Your task is to output the entries below word for word.

------------------------------------------------------------------------

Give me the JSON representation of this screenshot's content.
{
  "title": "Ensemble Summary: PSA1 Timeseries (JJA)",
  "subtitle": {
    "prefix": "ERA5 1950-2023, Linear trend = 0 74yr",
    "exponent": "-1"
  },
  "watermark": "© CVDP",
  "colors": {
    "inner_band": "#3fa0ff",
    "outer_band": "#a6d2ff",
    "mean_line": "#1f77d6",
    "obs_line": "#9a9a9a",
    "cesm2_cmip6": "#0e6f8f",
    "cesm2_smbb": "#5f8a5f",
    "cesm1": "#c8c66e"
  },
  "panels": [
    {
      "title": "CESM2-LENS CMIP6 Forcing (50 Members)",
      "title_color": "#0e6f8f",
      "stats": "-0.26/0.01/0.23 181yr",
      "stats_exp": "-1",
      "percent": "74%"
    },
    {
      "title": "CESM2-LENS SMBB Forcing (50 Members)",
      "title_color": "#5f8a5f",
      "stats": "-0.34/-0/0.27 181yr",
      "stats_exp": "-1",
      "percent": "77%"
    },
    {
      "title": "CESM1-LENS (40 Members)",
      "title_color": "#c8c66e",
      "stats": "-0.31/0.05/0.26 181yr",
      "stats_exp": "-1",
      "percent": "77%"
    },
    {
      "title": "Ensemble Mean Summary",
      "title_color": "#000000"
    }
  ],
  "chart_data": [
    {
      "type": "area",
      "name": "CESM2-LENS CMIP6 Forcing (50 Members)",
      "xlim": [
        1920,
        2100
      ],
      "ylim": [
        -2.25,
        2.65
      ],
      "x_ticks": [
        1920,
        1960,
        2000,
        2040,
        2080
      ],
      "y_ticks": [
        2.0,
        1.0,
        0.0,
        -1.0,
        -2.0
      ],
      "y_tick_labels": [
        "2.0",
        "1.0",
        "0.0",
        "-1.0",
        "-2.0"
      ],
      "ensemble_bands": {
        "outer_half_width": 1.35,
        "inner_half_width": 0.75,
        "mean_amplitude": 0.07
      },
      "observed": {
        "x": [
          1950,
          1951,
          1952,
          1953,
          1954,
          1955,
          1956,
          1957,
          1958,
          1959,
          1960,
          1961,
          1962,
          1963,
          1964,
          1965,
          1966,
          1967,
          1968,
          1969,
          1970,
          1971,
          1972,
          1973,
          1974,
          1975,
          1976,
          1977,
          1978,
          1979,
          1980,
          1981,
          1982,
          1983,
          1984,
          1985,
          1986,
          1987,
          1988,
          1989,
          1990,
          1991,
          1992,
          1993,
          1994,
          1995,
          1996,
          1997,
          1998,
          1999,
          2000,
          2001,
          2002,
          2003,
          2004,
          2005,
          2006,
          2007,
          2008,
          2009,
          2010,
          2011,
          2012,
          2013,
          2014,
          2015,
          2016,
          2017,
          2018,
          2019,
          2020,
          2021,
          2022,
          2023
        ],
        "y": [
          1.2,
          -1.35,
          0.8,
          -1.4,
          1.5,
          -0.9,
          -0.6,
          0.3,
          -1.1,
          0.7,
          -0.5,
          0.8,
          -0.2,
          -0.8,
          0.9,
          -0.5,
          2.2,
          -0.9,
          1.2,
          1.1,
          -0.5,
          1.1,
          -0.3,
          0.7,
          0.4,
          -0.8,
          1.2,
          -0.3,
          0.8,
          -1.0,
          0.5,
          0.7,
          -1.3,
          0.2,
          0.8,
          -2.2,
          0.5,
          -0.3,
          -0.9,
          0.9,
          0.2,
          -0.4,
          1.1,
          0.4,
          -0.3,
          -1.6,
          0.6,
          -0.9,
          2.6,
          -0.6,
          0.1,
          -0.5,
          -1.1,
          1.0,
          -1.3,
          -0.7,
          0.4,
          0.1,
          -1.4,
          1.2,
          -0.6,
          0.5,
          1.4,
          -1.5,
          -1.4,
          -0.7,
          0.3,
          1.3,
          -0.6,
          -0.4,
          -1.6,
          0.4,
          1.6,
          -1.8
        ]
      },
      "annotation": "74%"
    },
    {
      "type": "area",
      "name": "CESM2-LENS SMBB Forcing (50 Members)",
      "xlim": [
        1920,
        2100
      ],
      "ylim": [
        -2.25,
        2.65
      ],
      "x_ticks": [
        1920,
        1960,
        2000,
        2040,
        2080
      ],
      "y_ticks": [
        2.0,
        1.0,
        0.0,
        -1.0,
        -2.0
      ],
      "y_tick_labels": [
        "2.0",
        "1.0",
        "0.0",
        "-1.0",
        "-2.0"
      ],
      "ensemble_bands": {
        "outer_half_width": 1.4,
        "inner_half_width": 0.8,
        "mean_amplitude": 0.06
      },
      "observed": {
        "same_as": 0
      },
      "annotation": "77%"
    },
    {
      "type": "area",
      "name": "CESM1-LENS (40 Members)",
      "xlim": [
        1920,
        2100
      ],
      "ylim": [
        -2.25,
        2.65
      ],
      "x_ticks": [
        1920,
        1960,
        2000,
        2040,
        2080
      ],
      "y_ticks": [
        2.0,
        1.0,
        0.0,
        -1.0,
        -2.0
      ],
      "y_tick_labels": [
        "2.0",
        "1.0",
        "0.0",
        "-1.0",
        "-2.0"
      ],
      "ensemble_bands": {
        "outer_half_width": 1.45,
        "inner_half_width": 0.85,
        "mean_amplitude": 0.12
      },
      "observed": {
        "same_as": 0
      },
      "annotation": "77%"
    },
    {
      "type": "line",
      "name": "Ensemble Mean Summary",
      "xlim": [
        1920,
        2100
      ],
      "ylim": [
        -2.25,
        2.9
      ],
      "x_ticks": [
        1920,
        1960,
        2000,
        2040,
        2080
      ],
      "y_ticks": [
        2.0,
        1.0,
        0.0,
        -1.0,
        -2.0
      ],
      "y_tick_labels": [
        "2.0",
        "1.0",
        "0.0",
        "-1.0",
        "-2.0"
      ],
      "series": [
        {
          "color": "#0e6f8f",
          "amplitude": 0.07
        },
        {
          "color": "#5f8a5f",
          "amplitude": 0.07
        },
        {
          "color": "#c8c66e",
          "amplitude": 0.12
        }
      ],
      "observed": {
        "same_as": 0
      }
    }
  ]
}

------------------------------------------------------------------------

> **In response**
Give me the JSON representation of this screenshot's content.
{
  "title": "Ensemble Summary: PSA1 Timeseries (JJA)",
  "subtitle": {
    "prefix": "ERA5 1950-2023, Linear trend = 0 74yr",
    "exponent": "-1"
  },
  "watermark": "© CVDP",
  "colors": {
    "inner_band": "#3fa0ff",
    "outer_band": "#a6d2ff",
    "mean_line": "#1f77d6",
    "obs_line": "#9a9a9a",
    "cesm2_cmip6": "#0e6f8f",
    "cesm2_smbb": "#5f8a5f",
    "cesm1": "#c8c66e"
  },
  "panels": [
    {
      "title": "CESM2-LENS CMIP6 Forcing (50 Members)",
      "title_color": "#0e6f8f",
      "stats": "-0.26/0.01/0.23 181yr",
      "stats_exp": "-1",
      "percent": "74%"
    },
    {
      "title": "CESM2-LENS SMBB Forcing (50 Members)",
      "title_color": "#5f8a5f",
      "stats": "-0.34/-0/0.27 181yr",
      "stats_exp": "-1",
      "percent": "77%"
    },
    {
      "title": "CESM1-LENS (40 Members)",
      "title_color": "#c8c66e",
      "stats": "-0.31/0.05/0.26 181yr",
      "stats_exp": "-1",
      "percent": "77%"
    },
    {
      "title": "Ensemble Mean Summary",
      "title_color": "#000000"
    }
  ],
  "chart_data": [
    {
      "type": "area",
      "name": "CESM2-LENS CMIP6 Forcing (50 Members)",
      "xlim": [
        1920,
        2100
      ],
      "ylim": [
        -2.25,
        2.65
      ],
      "x_ticks": [
        1920,
        1960,
        2000,
        2040,
        2080
      ],
      "y_ticks": [
        2.0,
        1.0,
        0.0,
        -1.0,
        -2.0
      ],
      "y_tick_labels": [
        "2.0",
        "1.0",
        "0.0",
        "-1.0",
        "-2.0"
      ],
      "ensemble_bands": {
        "outer_half_width": 1.35,
        "inner_half_width": 0.75,
        "mean_amplitude": 0.07
      },
      "observed": {
        "x": [
          1950,
          1951,
          1952,
          1953,
          1954,
          1955,
          1956,
          1957,
          1958,
          1959,
          1960,
          1961,
          1962,
          1963,
          1964,
          1965,
          1966,
          1967,
          1968,
          1969,
          1970,
          1971,
          1972,
          1973,
          1974,
          1975,
          1976,
          1977,
          1978,
          1979,
          1980,
          1981,
          1982,
          1983,
          1984,
          1985,
          1986,
          1987,
          1988,
          1989,
          1990,
          1991,
          1992,
          1993,
          1994,
          1995,
          1996,
          1997,
          1998,
          1999,
          2000,
          2001,
          2002,
          2003,
          2004,
          2005,
          2006,
          2007,
          2008,
          2009,
          2010,
          2011,
          2012,
          2013,
          2014,
          2015,
          2016,
          2017,
          2018,
          2019,
          2020,
          2021,
          2022,
          2023
        ],
        "y": [
          1.2,
          -1.35,
          0.8,
          -1.4,
          1.5,
          -0.9,
          -0.6,
          0.3,
          -1.1,
          0.7,
          -0.5,
          0.8,
          -0.2,
          -0.8,
          0.9,
          -0.5,
          2.2,
          -0.9,
          1.2,
          1.1,
          -0.5,
          1.1,
          -0.3,
          0.7,
          0.4,
          -0.8,
          1.2,
          -0.3,
          0.8,
          -1.0,
          0.5,
          0.7,
          -1.3,
          0.2,
          0.8,
          -2.2,
          0.5,
          -0.3,
          -0.9,
          0.9,
          0.2,
          -0.4,
          1.1,
          0.4,
          -0.3,
          -1.6,
          0.6,
          -0.9,
          2.6,
          -0.6,
          0.1,
          -0.5,
          -1.1,
          1.0,
          -1.3,
          -0.7,
          0.4,
          0.1,
          -1.4,
          1.2,
          -0.6,
          0.5,
          1.4,
          -1.5,
          -1.4,
          -0.7,
          0.3,
          1.3,
          -0.6,
          -0.4,
          -1.6,
          0.4,
          1.6,
          -1.8
        ]
      },
      "annotation": "74%"
    },
    {
      "type": "area",
      "name": "CESM2-LENS SMBB Forcing (50 Members)",
      "xlim": [
        1920,
        2100
      ],
      "ylim": [
        -2.25,
        2.65
      ],
      "x_ticks": [
        1920,
        1960,
        2000,
        2040,
        2080
      ],
      "y_ticks": [
        2.0,
        1.0,
        0.0,
        -1.0,
        -2.0
      ],
      "y_tick_labels": [
        "2.0",
        "1.0",
        "0.0",
        "-1.0",
        "-2.0"
      ],
      "ensemble_bands": {
        "outer_half_width": 1.4,
        "inner_half_width": 0.8,
        "mean_amplitude": 0.06
      },
      "observed": {
        "same_as": 0
      },
      "annotation": "77%"
    },
    {
      "type": "area",
      "name": "CESM1-LENS (40 Members)",
      "xlim": [
        1920,
        2100
      ],
      "ylim": [
        -2.25,
        2.65
      ],
      "x_ticks": [
        1920,
        1960,
        2000,
        2040,
        2080
      ],
      "y_ticks": [
        2.0,
        1.0,
        0.0,
        -1.0,
        -2.0
      ],
      "y_tick_labels": [
        "2.0",
        "1.0",
        "0.0",
        "-1.0",
        "-2.0"
      ],
      "ensemble_bands": {
        "outer_half_width": 1.45,
        "inner_half_width": 0.85,
        "mean_amplitude": 0.12
      },
      "observed": {
        "same_as": 0
      },
      "annotation": "77%"
    },
    {
      "type": "line",
      "name": "Ensemble Mean Summary",
      "xlim": [
        1920,
        2100
      ],
      "ylim": [
        -2.25,
        2.9
      ],
      "x_ticks": [
        1920,
        1960,
        2000,
        2040,
        2080
      ],
      "y_ticks": [
        2.0,
        1.0,
        0.0,
        -1.0,
        -2.0
      ],
      "y_tick_labels": [
        "2.0",
        "1.0",
        "0.0",
        "-1.0",
        "-2.0"
      ],
      "series": [
        {
          "color": "#0e6f8f",
          "amplitude": 0.07
        },
        {
          "color": "#5f8a5f",
          "amplitude": 0.07
        },
        {
          "color": "#c8c66e",
          "amplitude": 0.12
        }
      ],
      "observed": {
        "same_as": 0
      }
    }
  ]
}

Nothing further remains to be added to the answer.